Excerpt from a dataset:
------

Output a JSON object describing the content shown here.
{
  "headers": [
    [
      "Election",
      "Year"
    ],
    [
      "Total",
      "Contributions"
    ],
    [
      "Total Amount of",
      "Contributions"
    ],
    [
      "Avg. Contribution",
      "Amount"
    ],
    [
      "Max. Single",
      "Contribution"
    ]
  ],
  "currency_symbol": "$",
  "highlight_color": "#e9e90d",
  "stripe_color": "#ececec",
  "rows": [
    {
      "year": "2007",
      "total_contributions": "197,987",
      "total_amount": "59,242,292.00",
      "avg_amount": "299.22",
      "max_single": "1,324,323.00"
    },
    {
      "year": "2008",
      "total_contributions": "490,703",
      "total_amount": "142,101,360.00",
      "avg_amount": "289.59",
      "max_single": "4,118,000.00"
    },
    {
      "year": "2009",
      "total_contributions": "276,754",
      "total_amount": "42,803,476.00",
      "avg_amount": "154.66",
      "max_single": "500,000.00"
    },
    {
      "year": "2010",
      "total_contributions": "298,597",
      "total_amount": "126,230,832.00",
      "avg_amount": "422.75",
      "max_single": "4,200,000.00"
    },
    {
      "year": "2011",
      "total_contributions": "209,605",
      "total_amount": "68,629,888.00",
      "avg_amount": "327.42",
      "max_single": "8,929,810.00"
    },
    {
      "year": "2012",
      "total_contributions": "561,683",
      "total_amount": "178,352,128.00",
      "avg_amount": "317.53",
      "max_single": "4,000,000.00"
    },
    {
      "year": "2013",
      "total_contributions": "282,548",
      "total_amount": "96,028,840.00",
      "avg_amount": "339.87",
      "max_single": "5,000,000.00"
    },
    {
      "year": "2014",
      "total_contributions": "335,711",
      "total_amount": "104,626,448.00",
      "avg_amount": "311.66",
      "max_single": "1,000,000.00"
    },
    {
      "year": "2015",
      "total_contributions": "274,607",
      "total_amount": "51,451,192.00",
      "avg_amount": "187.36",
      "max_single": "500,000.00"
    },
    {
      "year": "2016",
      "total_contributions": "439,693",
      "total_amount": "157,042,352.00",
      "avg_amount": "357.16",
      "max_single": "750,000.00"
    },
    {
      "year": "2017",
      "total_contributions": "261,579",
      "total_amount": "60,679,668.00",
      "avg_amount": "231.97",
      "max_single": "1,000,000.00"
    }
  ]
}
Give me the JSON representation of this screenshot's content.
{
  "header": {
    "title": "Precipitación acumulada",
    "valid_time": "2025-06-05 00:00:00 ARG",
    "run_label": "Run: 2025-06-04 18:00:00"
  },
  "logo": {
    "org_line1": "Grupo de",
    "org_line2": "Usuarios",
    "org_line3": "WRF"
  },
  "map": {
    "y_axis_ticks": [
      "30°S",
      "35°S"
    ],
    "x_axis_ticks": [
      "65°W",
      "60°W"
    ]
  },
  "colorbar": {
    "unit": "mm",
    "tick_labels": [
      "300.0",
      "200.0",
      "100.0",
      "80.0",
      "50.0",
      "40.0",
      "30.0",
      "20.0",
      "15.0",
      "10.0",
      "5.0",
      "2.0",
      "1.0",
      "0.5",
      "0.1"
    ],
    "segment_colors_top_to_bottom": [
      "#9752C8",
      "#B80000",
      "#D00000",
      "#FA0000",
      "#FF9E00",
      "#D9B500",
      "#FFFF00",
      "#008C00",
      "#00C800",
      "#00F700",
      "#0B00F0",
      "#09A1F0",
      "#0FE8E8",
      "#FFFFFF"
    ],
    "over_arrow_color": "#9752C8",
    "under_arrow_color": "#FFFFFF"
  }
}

------

◆ Task description: Write out again, exactly, the lines from the one holding "Give me the" through the end of the listing, with both ends included.

◆ Complete response:
Give me the JSON representation of this screenshot's content.
{
  "header": {
    "title": "Precipitación acumulada",
    "valid_time": "2025-06-05 00:00:00 ARG",
    "run_label": "Run: 2025-06-04 18:00:00"
  },
  "logo": {
    "org_line1": "Grupo de",
    "org_line2": "Usuarios",
    "org_line3": "WRF"
  },
  "map": {
    "y_axis_ticks": [
      "30°S",
      "35°S"
    ],
    "x_axis_ticks": [
      "65°W",
      "60°W"
    ]
  },
  "colorbar": {
    "unit": "mm",
    "tick_labels": [
      "300.0",
      "200.0",
      "100.0",
      "80.0",
      "50.0",
      "40.0",
      "30.0",
      "20.0",
      "15.0",
      "10.0",
      "5.0",
      "2.0",
      "1.0",
      "0.5",
      "0.1"
    ],
    "segment_colors_top_to_bottom": [
      "#9752C8",
      "#B80000",
      "#D00000",
      "#FA0000",
      "#FF9E00",
      "#D9B500",
      "#FFFF00",
      "#008C00",
      "#00C800",
      "#00F700",
      "#0B00F0",
      "#09A1F0",
      "#0FE8E8",
      "#FFFFFF"
    ],
    "over_arrow_color": "#9752C8",
    "under_arrow_color": "#FFFFFF"
  }
}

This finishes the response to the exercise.